**WRITTEN TASK**
Using the entries that follow, state how many lines contain the word "this". The response is that number and nothing more.

**ENTRIES**
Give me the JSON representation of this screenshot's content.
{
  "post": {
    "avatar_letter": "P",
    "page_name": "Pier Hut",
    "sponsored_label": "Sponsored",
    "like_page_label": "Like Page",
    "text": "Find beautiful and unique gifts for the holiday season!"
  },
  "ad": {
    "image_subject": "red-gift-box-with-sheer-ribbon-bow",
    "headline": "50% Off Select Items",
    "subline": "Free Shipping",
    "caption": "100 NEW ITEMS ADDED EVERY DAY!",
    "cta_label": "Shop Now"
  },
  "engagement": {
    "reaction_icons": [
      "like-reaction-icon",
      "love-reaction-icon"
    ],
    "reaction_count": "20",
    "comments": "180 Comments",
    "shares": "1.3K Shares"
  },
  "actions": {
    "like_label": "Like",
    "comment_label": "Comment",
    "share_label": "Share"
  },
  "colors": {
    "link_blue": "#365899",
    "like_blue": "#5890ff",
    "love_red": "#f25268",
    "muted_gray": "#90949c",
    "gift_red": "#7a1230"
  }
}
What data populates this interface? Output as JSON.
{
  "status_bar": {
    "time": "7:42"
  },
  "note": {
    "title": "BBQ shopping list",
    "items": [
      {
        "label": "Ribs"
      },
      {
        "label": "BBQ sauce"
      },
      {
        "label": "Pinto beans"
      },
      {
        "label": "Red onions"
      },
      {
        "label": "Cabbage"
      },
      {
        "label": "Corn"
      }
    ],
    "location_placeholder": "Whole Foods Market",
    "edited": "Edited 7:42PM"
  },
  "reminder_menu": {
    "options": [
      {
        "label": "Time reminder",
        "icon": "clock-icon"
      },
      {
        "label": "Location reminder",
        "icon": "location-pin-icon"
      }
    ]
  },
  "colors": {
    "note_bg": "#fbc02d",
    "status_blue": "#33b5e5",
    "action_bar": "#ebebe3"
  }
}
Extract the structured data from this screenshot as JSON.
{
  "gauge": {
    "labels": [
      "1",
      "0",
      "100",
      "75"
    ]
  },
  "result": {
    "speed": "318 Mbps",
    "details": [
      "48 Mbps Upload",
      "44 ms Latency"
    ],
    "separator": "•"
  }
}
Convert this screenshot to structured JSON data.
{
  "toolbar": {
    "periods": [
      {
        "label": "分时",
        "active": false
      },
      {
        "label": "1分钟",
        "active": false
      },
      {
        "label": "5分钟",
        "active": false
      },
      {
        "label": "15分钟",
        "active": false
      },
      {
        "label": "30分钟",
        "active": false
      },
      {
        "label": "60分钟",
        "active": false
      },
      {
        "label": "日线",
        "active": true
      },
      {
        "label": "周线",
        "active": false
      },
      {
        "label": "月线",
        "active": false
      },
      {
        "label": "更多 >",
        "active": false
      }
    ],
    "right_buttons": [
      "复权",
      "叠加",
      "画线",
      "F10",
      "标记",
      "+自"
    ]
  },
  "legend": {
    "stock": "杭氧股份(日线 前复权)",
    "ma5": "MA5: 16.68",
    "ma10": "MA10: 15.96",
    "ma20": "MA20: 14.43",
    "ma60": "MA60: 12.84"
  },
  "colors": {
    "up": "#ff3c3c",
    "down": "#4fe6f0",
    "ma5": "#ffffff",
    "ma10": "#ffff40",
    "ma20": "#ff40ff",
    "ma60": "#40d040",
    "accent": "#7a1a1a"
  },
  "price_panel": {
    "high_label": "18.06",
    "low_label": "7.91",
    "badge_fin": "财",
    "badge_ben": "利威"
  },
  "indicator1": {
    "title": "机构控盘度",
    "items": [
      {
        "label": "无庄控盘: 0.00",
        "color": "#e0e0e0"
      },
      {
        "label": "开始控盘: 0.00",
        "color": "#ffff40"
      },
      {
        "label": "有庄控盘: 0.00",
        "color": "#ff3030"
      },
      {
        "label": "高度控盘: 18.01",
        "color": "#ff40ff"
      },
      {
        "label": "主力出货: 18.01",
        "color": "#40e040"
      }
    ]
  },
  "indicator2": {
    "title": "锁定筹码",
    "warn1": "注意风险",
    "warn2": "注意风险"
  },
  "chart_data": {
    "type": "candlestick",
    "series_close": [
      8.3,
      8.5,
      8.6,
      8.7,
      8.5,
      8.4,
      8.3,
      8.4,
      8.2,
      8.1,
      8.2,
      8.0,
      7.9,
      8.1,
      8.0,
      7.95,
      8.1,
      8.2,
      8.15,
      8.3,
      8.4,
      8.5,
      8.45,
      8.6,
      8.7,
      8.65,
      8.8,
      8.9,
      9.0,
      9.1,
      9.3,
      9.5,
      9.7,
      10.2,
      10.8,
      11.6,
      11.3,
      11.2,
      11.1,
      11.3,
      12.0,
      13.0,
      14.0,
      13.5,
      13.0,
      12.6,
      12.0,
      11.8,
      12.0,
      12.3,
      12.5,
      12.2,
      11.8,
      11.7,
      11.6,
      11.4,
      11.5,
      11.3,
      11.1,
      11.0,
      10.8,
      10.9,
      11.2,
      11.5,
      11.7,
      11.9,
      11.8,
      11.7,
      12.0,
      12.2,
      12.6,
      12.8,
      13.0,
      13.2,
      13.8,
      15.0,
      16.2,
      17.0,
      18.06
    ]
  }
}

**EXERCISE OUTPUT**
4